Extracted records:
-- START --

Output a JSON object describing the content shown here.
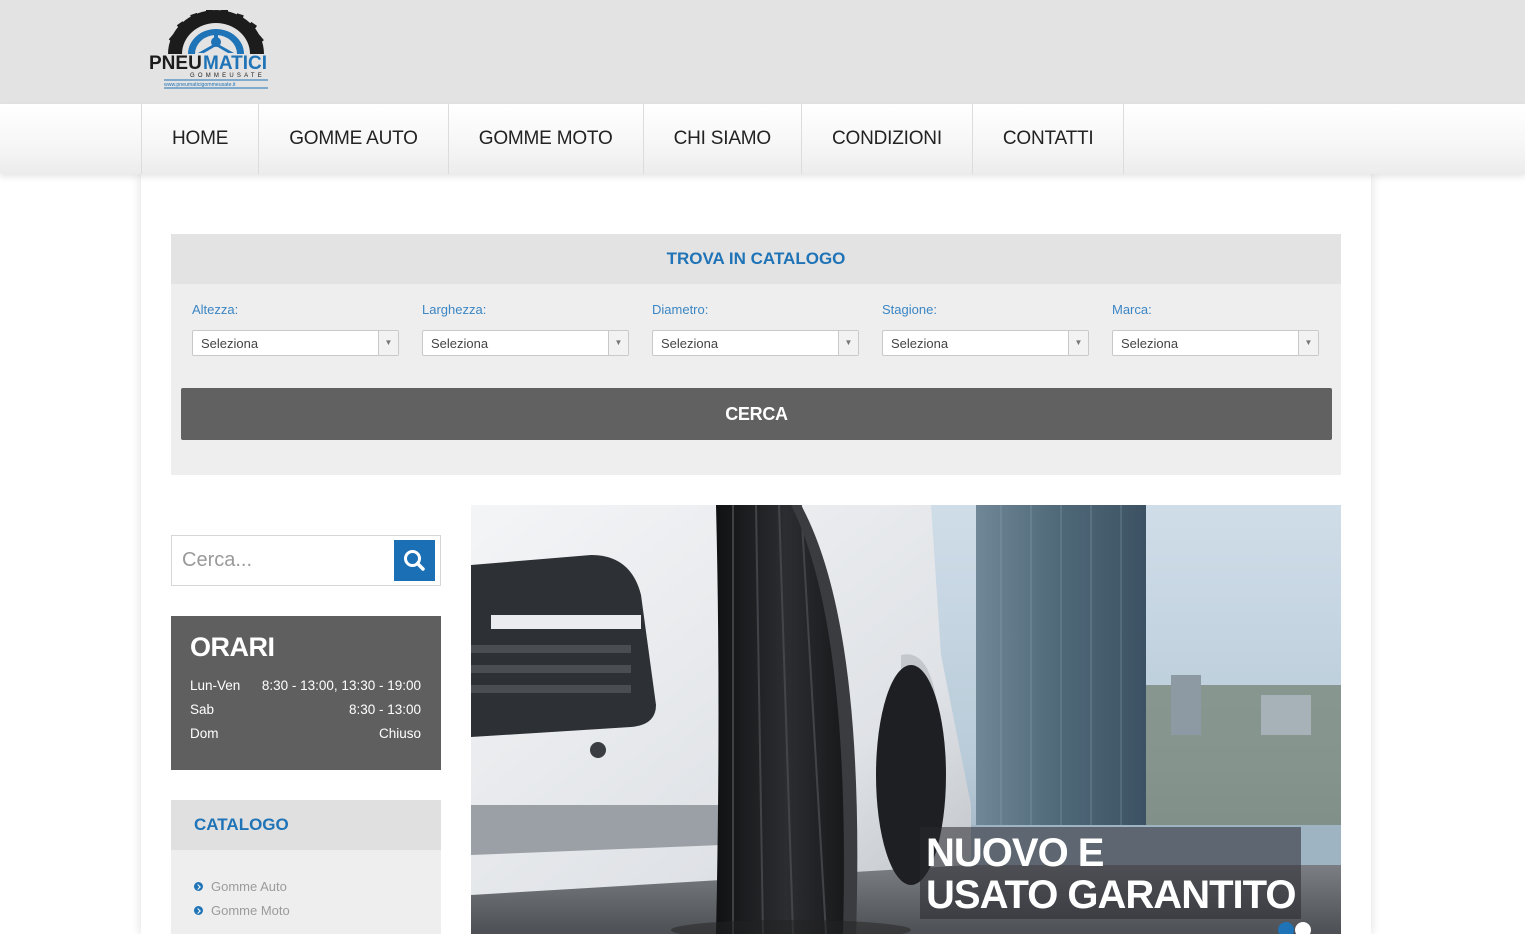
{
  "brand": {
    "logo_main_dark": "PNEU",
    "logo_main_blue": "MATICI",
    "logo_sub": "GOMMEUSATE",
    "logo_url": "www.pneumaticigommeusate.it",
    "colors": {
      "blue": "#1f73b7",
      "dark": "#1c1c1c"
    }
  },
  "nav": {
    "items": [
      {
        "label": "HOME"
      },
      {
        "label": "GOMME AUTO"
      },
      {
        "label": "GOMME MOTO"
      },
      {
        "label": "CHI SIAMO"
      },
      {
        "label": "CONDIZIONI"
      },
      {
        "label": "CONTATTI"
      }
    ]
  },
  "finder": {
    "title": "TROVA IN CATALOGO",
    "fields": [
      {
        "label": "Altezza:",
        "value": "Seleziona"
      },
      {
        "label": "Larghezza:",
        "value": "Seleziona"
      },
      {
        "label": "Diametro:",
        "value": "Seleziona"
      },
      {
        "label": "Stagione:",
        "value": "Seleziona"
      },
      {
        "label": "Marca:",
        "value": "Seleziona"
      }
    ],
    "button": "CERCA"
  },
  "search": {
    "placeholder": "Cerca..."
  },
  "orari": {
    "title": "ORARI",
    "rows": [
      {
        "day": "Lun-Ven",
        "hours": "8:30 - 13:00, 13:30 - 19:00"
      },
      {
        "day": "Sab",
        "hours": "8:30 - 13:00"
      },
      {
        "day": "Dom",
        "hours": "Chiuso"
      }
    ]
  },
  "catalogo": {
    "title": "CATALOGO",
    "items": [
      {
        "label": "Gomme Auto"
      },
      {
        "label": "Gomme Moto"
      }
    ]
  },
  "slider": {
    "caption_line1": "NUOVO E",
    "caption_line2": "USATO GARANTITO",
    "active_slide": 1,
    "slide_count": 2
  }
}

-- END --

TASK PROMPT
All of the entries above should be copied exactly, except for the pictures.

IN RESPONSE
Output a JSON object describing the content shown here.
{
  "brand": {
    "logo_main_dark": "PNEU",
    "logo_main_blue": "MATICI",
    "logo_sub": "GOMMEUSATE",
    "logo_url": "www.pneumaticigommeusate.it",
    "colors": {
      "blue": "#1f73b7",
      "dark": "#1c1c1c"
    }
  },
  "nav": {
    "items": [
      {
        "label": "HOME"
      },
      {
        "label": "GOMME AUTO"
      },
      {
        "label": "GOMME MOTO"
      },
      {
        "label": "CHI SIAMO"
      },
      {
        "label": "CONDIZIONI"
      },
      {
        "label": "CONTATTI"
      }
    ]
  },
  "finder": {
    "title": "TROVA IN CATALOGO",
    "fields": [
      {
        "label": "Altezza:",
        "value": "Seleziona"
      },
      {
        "label": "Larghezza:",
        "value": "Seleziona"
      },
      {
        "label": "Diametro:",
        "value": "Seleziona"
      },
      {
        "label": "Stagione:",
        "value": "Seleziona"
      },
      {
        "label": "Marca:",
        "value": "Seleziona"
      }
    ],
    "button": "CERCA"
  },
  "search": {
    "placeholder": "Cerca..."
  },
  "orari": {
    "title": "ORARI",
    "rows": [
      {
        "day": "Lun-Ven",
        "hours": "8:30 - 13:00, 13:30 - 19:00"
      },
      {
        "day": "Sab",
        "hours": "8:30 - 13:00"
      },
      {
        "day": "Dom",
        "hours": "Chiuso"
      }
    ]
  },
  "catalogo": {
    "title": "CATALOGO",
    "items": [
      {
        "label": "Gomme Auto"
      },
      {
        "label": "Gomme Moto"
      }
    ]
  },
  "slider": {
    "caption_line1": "NUOVO E",
    "caption_line2": "USATO GARANTITO",
    "active_slide": 1,
    "slide_count": 2
  }
}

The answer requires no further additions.